WHAT THE EXERCISE ASKS: Pull out every line below containing the word "this".

──────────────────────────────

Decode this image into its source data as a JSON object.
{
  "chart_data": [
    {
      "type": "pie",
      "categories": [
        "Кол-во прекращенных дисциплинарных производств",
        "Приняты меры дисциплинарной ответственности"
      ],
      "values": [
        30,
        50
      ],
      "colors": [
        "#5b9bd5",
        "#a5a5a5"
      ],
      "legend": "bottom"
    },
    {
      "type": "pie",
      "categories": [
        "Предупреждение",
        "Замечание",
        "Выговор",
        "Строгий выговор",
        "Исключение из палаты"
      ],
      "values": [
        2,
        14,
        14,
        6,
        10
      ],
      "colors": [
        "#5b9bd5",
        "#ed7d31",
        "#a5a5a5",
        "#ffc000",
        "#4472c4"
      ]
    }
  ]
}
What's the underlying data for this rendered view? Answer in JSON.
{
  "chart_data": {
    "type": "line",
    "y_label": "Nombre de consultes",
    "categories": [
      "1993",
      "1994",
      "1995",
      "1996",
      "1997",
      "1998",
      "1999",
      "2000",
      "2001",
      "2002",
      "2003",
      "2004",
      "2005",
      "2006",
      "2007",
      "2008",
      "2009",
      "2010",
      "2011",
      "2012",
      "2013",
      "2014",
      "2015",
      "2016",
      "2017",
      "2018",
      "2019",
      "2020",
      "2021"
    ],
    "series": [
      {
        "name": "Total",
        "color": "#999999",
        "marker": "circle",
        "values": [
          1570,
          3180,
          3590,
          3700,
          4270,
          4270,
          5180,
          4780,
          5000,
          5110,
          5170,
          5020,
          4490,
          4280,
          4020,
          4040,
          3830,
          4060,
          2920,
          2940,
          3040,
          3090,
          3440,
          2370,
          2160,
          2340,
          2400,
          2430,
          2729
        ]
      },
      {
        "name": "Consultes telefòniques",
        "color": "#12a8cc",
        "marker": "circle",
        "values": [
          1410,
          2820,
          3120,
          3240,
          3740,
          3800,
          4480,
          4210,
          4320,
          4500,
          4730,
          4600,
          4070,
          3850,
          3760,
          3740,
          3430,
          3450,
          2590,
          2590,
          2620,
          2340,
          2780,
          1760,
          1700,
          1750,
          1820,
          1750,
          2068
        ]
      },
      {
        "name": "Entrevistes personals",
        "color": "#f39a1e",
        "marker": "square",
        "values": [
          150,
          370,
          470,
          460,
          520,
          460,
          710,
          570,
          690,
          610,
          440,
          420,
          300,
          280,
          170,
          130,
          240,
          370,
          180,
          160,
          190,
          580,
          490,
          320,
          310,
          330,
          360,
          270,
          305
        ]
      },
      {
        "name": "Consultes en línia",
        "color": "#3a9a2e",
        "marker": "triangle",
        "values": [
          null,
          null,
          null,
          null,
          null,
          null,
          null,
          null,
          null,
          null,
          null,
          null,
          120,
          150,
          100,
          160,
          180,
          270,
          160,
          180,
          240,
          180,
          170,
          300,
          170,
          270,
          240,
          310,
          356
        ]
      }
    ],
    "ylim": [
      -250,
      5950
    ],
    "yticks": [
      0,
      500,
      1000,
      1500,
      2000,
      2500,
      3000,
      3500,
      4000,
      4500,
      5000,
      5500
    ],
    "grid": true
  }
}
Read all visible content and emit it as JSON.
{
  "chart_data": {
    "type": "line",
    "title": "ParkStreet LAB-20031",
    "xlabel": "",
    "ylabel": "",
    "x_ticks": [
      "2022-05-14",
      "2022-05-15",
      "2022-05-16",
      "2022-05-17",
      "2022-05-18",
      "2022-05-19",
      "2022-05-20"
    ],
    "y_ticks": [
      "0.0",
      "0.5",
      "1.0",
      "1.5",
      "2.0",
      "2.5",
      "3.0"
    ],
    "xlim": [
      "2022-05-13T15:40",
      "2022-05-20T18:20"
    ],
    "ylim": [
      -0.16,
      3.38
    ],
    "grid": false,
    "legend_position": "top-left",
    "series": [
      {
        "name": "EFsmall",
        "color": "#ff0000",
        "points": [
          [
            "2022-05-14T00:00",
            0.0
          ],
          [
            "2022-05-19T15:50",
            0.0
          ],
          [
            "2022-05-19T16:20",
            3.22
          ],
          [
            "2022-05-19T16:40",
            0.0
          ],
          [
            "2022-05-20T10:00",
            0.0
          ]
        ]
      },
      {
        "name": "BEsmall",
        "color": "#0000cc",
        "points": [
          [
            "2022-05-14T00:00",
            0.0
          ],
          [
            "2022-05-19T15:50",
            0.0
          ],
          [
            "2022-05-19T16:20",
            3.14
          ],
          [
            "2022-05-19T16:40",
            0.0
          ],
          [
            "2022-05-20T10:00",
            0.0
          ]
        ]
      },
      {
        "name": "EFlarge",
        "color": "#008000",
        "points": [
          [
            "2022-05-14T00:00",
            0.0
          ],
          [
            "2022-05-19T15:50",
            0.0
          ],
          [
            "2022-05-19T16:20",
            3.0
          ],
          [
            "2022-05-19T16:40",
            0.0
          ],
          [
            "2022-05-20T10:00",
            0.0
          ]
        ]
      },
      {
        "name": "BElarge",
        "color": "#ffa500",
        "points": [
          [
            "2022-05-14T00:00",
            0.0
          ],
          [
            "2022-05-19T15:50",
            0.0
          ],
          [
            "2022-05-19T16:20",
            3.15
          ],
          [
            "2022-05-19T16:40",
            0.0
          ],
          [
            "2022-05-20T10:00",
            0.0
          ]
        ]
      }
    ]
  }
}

──────────────────────────────

WRITTEN SOLUTION:
Decode this image into its source data as a JSON object.
What's the underlying data for this rendered view? Answer in JSON.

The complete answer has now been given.